▶ Exercise inputs
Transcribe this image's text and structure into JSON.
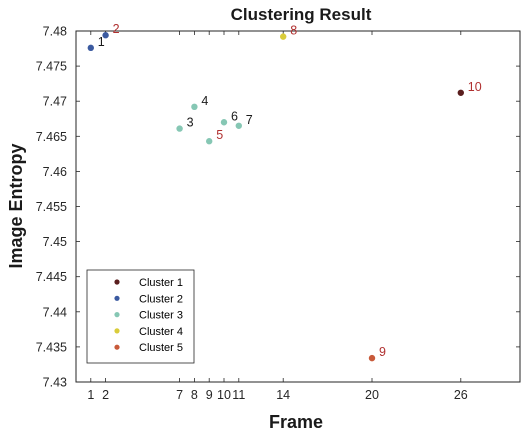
{
  "chart_data": {
    "type": "scatter",
    "title": "Clustering Result",
    "xlabel": "Frame",
    "ylabel": "Image Entropy",
    "xlim": [
      0,
      30
    ],
    "ylim": [
      7.43,
      7.48
    ],
    "xticks": [
      "1",
      "2",
      "7",
      "8",
      "9",
      "10",
      "11",
      "14",
      "20",
      "26"
    ],
    "yticks": [
      "7.43",
      "7.435",
      "7.44",
      "7.445",
      "7.45",
      "7.455",
      "7.46",
      "7.465",
      "7.47",
      "7.475",
      "7.48"
    ],
    "grid": false,
    "legend_position": "bottom-left",
    "series": [
      {
        "name": "Cluster 1",
        "color": "#5a1e1e",
        "points": [
          {
            "x": 26,
            "y": 7.4712,
            "label": "10"
          }
        ]
      },
      {
        "name": "Cluster 2",
        "color": "#3b5aa0",
        "points": [
          {
            "x": 1,
            "y": 7.4776,
            "label": "1"
          },
          {
            "x": 2,
            "y": 7.4794,
            "label": "2"
          }
        ]
      },
      {
        "name": "Cluster 3",
        "color": "#86c7b4",
        "points": [
          {
            "x": 7,
            "y": 7.4661,
            "label": "3"
          },
          {
            "x": 8,
            "y": 7.4692,
            "label": "4"
          },
          {
            "x": 9,
            "y": 7.4643,
            "label": "5"
          },
          {
            "x": 10,
            "y": 7.467,
            "label": "6"
          },
          {
            "x": 11,
            "y": 7.4665,
            "label": "7"
          }
        ]
      },
      {
        "name": "Cluster 4",
        "color": "#d9cc3a",
        "points": [
          {
            "x": 14,
            "y": 7.4792,
            "label": "8"
          }
        ]
      },
      {
        "name": "Cluster 5",
        "color": "#c85a3a",
        "points": [
          {
            "x": 20,
            "y": 7.4334,
            "label": "9"
          }
        ]
      }
    ],
    "label_colors": {
      "red": "#b03030",
      "black": "#1a1a1a"
    },
    "red_labels": [
      "2",
      "5",
      "8",
      "9",
      "10"
    ]
  }
}
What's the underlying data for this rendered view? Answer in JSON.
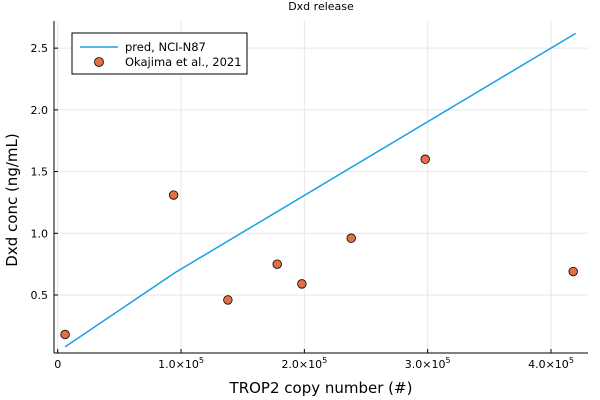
{
  "chart_data": {
    "type": "line+scatter",
    "title": "Dxd release",
    "xlabel": "TROP2 copy number (#)",
    "ylabel": "Dxd conc (ng/mL)",
    "xlim": [
      -3000,
      430000
    ],
    "ylim": [
      0.03,
      2.72
    ],
    "x_ticks": [
      0,
      100000,
      200000,
      300000,
      400000
    ],
    "x_tick_labels": [
      {
        "base": "0",
        "exp": ""
      },
      {
        "base": "1.0×10",
        "exp": "5"
      },
      {
        "base": "2.0×10",
        "exp": "5"
      },
      {
        "base": "3.0×10",
        "exp": "5"
      },
      {
        "base": "4.0×10",
        "exp": "5"
      }
    ],
    "y_ticks": [
      0.5,
      1.0,
      1.5,
      2.0,
      2.5
    ],
    "y_tick_labels": [
      "0.5",
      "1.0",
      "1.5",
      "2.0",
      "2.5"
    ],
    "grid": true,
    "legend_position": "top-left",
    "series": [
      {
        "name": "pred, NCI-N87",
        "kind": "line",
        "color": "#1a9ee6",
        "x": [
          6000,
          95000,
          420000
        ],
        "y": [
          0.08,
          0.68,
          2.62
        ]
      },
      {
        "name": "Okajima et al., 2021",
        "kind": "scatter",
        "color": "#e26f46",
        "x": [
          6000,
          94000,
          138000,
          178000,
          198000,
          238000,
          298000,
          418000
        ],
        "y": [
          0.18,
          1.31,
          0.46,
          0.75,
          0.59,
          0.96,
          1.6,
          0.69
        ]
      }
    ]
  }
}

▶ What is being asked
Find the lines holding "title" and list every one.

▶ Exercise answer
    "title": "Clustering Result",
    "title": "Dxd release",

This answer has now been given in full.